▶ DATA SUPPLIED
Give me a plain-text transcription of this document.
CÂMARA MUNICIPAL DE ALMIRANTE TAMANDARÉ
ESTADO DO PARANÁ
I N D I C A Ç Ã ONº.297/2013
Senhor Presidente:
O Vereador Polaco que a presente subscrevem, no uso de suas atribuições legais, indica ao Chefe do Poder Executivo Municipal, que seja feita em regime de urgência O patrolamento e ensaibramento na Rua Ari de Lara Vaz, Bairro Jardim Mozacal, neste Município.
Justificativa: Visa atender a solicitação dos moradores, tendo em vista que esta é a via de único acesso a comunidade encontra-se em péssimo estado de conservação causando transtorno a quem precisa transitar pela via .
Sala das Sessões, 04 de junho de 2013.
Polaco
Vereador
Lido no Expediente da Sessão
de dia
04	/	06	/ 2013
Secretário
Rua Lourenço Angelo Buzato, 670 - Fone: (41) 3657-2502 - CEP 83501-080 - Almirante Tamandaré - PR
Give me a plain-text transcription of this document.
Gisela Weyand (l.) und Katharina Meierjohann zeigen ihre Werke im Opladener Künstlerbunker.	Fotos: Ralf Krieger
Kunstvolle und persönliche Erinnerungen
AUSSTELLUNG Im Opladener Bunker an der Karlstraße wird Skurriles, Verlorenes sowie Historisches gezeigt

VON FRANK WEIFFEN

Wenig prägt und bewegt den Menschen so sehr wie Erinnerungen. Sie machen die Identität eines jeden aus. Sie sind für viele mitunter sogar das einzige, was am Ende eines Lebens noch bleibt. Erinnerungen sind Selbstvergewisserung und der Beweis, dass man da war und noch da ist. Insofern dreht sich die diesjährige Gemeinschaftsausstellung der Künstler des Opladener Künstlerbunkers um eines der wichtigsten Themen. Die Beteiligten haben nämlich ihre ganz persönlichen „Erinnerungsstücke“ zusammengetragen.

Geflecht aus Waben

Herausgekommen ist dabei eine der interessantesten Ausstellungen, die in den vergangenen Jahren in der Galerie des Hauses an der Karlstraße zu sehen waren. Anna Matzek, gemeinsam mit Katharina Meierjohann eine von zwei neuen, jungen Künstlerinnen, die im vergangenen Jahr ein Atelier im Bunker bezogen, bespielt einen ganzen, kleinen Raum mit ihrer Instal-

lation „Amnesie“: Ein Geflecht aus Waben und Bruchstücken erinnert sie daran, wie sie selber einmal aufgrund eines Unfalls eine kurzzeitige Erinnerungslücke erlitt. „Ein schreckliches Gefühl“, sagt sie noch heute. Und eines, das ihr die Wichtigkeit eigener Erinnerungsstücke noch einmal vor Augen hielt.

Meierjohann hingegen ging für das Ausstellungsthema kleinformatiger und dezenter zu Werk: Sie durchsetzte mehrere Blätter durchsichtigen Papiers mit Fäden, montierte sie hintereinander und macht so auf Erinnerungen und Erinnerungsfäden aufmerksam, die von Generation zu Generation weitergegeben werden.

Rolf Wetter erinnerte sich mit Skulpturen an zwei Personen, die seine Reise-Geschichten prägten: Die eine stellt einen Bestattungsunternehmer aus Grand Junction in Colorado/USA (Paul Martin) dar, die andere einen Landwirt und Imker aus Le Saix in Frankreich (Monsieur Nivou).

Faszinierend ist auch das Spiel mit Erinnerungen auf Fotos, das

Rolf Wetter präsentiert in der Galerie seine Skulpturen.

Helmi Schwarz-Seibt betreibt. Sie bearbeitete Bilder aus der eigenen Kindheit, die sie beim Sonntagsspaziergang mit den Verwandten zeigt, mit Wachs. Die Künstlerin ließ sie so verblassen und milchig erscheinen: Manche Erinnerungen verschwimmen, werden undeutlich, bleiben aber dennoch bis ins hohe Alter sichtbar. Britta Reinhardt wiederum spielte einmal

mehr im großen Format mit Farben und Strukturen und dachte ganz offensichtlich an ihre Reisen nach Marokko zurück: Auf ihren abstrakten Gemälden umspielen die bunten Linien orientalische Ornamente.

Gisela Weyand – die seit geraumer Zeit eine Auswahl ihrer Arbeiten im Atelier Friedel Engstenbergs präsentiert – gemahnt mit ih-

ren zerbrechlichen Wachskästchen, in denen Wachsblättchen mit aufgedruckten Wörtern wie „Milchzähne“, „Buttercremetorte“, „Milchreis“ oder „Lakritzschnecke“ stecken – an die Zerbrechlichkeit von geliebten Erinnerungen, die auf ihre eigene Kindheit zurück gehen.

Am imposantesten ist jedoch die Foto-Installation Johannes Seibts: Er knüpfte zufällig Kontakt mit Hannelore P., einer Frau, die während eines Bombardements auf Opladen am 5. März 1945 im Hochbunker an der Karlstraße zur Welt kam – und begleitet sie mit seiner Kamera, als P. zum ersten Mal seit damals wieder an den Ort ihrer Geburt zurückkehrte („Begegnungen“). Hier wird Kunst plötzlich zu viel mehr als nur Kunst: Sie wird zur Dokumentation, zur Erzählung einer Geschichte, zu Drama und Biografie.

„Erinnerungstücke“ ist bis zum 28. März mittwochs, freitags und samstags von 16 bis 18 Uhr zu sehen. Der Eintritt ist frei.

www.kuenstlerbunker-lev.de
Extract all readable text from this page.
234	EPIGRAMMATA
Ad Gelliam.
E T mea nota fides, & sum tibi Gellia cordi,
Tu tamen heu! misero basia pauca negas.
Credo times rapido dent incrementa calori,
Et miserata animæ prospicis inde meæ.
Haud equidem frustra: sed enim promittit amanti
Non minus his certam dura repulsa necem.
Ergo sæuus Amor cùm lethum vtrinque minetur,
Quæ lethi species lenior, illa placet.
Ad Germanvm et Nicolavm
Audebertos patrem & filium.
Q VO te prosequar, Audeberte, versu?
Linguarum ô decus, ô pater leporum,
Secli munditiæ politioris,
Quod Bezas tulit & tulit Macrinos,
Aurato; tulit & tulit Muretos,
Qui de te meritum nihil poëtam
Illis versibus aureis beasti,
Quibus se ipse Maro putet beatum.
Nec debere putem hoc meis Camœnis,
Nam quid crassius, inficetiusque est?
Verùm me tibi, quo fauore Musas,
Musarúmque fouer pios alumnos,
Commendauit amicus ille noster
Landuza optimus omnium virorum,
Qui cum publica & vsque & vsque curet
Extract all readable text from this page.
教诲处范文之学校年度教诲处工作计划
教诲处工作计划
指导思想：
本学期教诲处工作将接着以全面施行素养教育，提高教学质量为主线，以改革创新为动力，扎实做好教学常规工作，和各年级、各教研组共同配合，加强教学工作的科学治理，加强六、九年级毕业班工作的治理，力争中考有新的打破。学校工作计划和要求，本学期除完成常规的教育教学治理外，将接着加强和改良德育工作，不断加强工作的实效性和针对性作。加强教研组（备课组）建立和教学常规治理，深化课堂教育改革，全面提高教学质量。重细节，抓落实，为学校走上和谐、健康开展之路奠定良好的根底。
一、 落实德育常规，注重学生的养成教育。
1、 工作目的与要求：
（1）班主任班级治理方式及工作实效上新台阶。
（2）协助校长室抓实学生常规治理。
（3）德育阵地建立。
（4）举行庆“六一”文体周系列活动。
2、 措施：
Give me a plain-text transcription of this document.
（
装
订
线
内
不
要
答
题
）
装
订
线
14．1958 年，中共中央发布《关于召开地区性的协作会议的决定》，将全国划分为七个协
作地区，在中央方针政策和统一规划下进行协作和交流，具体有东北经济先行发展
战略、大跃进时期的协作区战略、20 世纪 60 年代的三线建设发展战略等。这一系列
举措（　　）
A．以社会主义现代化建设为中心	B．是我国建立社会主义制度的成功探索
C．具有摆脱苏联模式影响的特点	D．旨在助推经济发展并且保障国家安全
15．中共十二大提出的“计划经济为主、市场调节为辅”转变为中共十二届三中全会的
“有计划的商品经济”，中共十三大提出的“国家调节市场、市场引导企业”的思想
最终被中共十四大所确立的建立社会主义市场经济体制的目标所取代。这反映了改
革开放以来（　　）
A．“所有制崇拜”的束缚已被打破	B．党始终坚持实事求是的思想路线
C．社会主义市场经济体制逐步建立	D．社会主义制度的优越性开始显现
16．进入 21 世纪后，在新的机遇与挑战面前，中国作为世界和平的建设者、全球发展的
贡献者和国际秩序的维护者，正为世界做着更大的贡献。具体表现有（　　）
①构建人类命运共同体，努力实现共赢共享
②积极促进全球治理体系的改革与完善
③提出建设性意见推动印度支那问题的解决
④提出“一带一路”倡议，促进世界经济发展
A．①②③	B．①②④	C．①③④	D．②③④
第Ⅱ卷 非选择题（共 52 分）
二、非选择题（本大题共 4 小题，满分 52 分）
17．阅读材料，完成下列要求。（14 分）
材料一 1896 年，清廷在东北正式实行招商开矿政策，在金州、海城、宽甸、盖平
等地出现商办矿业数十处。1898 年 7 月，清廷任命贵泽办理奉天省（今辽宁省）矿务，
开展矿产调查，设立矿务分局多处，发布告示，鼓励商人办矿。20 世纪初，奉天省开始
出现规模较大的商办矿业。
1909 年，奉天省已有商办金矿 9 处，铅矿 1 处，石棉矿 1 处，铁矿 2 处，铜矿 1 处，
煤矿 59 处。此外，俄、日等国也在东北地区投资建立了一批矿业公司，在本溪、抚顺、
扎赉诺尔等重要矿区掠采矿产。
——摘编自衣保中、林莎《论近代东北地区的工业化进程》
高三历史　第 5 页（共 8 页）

▶ EXERCISE GOAL
Track down every line of the material containing the string "Galerie", and copy it.

▶ SOLUTION TO THIS PROBLEM
Herausgekommen ist dabei eine der interessantesten Ausstellungen, die in den vergangenen Jahren in der Galerie des Hauses an der Karlstraße zu sehen waren. Anna Matzek, gemeinsam mit Katharina Meierjohann eine von zwei neuen, jungen Künstlerinnen, die im vergangenen Jahr ein Atelier im Bunker bezogen, bespielt einen ganzen, kleinen Raum mit ihrer Instal-
Rolf Wetter präsentiert in der Galerie seine Skulpturen.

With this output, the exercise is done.